[Collection entries]
────

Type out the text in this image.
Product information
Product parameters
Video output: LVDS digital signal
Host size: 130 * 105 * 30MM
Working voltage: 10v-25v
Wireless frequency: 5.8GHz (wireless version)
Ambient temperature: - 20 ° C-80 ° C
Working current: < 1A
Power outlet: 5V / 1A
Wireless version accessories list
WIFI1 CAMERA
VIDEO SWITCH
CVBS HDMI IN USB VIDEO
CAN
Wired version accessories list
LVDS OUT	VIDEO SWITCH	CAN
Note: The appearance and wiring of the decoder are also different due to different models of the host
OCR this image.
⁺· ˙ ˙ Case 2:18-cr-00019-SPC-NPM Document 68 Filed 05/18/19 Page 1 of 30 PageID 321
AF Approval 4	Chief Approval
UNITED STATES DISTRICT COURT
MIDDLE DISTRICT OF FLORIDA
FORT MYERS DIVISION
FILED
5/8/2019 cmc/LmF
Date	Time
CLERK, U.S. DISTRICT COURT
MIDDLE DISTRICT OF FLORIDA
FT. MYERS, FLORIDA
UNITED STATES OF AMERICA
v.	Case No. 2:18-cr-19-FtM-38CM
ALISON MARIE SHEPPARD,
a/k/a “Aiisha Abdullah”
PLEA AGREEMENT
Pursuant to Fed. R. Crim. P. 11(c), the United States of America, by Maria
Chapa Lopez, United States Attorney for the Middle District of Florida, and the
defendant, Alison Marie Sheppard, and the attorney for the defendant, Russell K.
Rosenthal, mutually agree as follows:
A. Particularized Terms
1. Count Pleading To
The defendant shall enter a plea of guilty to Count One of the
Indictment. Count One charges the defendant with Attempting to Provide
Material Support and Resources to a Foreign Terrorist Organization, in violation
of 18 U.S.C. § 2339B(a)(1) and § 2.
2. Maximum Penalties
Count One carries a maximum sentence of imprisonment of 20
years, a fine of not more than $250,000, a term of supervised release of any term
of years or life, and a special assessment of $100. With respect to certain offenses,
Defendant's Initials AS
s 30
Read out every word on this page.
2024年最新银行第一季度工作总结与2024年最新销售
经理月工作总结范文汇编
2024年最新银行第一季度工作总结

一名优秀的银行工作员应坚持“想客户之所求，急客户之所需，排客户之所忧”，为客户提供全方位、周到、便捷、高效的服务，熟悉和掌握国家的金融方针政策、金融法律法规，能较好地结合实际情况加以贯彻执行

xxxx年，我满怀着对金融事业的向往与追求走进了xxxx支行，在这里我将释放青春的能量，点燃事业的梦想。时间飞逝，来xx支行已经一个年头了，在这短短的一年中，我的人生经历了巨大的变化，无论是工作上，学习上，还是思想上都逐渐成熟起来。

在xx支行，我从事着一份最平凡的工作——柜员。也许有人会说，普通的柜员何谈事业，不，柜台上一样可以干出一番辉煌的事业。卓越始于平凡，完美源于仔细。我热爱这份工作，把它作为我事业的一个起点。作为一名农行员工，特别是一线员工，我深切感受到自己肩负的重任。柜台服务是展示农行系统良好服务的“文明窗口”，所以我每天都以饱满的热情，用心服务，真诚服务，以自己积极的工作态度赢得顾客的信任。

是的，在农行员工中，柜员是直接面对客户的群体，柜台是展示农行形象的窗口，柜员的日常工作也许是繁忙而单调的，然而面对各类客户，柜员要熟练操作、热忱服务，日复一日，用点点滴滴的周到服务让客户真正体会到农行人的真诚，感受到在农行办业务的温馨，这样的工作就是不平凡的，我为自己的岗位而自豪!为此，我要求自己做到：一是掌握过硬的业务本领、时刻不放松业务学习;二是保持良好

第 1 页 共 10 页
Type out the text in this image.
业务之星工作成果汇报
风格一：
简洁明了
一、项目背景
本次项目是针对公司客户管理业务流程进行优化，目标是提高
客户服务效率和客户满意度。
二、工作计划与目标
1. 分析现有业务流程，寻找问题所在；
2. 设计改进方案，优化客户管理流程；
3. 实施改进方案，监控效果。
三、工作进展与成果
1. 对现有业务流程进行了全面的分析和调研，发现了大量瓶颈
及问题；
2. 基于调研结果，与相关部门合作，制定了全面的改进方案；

────

#### EXERCISE DETAILS
Repeat all the entries word for word.

#### SOLUTION FOR THIS PROBLEM
Type out the text in this image.
Product information
Product parameters
Video output: LVDS digital signal
Host size: 130 * 105 * 30MM
Working voltage: 10v-25v
Wireless frequency: 5.8GHz (wireless version)
Ambient temperature: - 20 ° C-80 ° C
Working current: < 1A
Power outlet: 5V / 1A
Wireless version accessories list
WIFI1 CAMERA
VIDEO SWITCH
CVBS HDMI IN USB VIDEO
CAN
Wired version accessories list
LVDS OUT	VIDEO SWITCH	CAN
Note: The appearance and wiring of the decoder are also different due to different models of the host
OCR this image.
⁺· ˙ ˙ Case 2:18-cr-00019-SPC-NPM Document 68 Filed 05/18/19 Page 1 of 30 PageID 321
AF Approval 4	Chief Approval
UNITED STATES DISTRICT COURT
MIDDLE DISTRICT OF FLORIDA
FORT MYERS DIVISION
FILED
5/8/2019 cmc/LmF
Date	Time
CLERK, U.S. DISTRICT COURT
MIDDLE DISTRICT OF FLORIDA
FT. MYERS, FLORIDA
UNITED STATES OF AMERICA
v.	Case No. 2:18-cr-19-FtM-38CM
ALISON MARIE SHEPPARD,
a/k/a “Aiisha Abdullah”
PLEA AGREEMENT
Pursuant to Fed. R. Crim. P. 11(c), the United States of America, by Maria
Chapa Lopez, United States Attorney for the Middle District of Florida, and the
defendant, Alison Marie Sheppard, and the attorney for the defendant, Russell K.
Rosenthal, mutually agree as follows:
A. Particularized Terms
1. Count Pleading To
The defendant shall enter a plea of guilty to Count One of the
Indictment. Count One charges the defendant with Attempting to Provide
Material Support and Resources to a Foreign Terrorist Organization, in violation
of 18 U.S.C. § 2339B(a)(1) and § 2.
2. Maximum Penalties
Count One carries a maximum sentence of imprisonment of 20
years, a fine of not more than $250,000, a term of supervised release of any term
of years or life, and a special assessment of $100. With respect to certain offenses,
Defendant's Initials AS
s 30
Read out every word on this page.
2024年最新银行第一季度工作总结与2024年最新销售
经理月工作总结范文汇编
2024年最新银行第一季度工作总结

一名优秀的银行工作员应坚持“想客户之所求，急客户之所需，排客户之所忧”，为客户提供全方位、周到、便捷、高效的服务，熟悉和掌握国家的金融方针政策、金融法律法规，能较好地结合实际情况加以贯彻执行

xxxx年，我满怀着对金融事业的向往与追求走进了xxxx支行，在这里我将释放青春的能量，点燃事业的梦想。时间飞逝，来xx支行已经一个年头了，在这短短的一年中，我的人生经历了巨大的变化，无论是工作上，学习上，还是思想上都逐渐成熟起来。

在xx支行，我从事着一份最平凡的工作——柜员。也许有人会说，普通的柜员何谈事业，不，柜台上一样可以干出一番辉煌的事业。卓越始于平凡，完美源于仔细。我热爱这份工作，把它作为我事业的一个起点。作为一名农行员工，特别是一线员工，我深切感受到自己肩负的重任。柜台服务是展示农行系统良好服务的“文明窗口”，所以我每天都以饱满的热情，用心服务，真诚服务，以自己积极的工作态度赢得顾客的信任。

是的，在农行员工中，柜员是直接面对客户的群体，柜台是展示农行形象的窗口，柜员的日常工作也许是繁忙而单调的，然而面对各类客户，柜员要熟练操作、热忱服务，日复一日，用点点滴滴的周到服务让客户真正体会到农行人的真诚，感受到在农行办业务的温馨，这样的工作就是不平凡的，我为自己的岗位而自豪!为此，我要求自己做到：一是掌握过硬的业务本领、时刻不放松业务学习;二是保持良好

第 1 页 共 10 页
Type out the text in this image.
业务之星工作成果汇报
风格一：
简洁明了
一、项目背景
本次项目是针对公司客户管理业务流程进行优化，目标是提高
客户服务效率和客户满意度。
二、工作计划与目标
1. 分析现有业务流程，寻找问题所在；
2. 设计改进方案，优化客户管理流程；
3. 实施改进方案，监控效果。
三、工作进展与成果
1. 对现有业务流程进行了全面的分析和调研，发现了大量瓶颈
及问题；
2. 基于调研结果，与相关部门合作，制定了全面的改进方案；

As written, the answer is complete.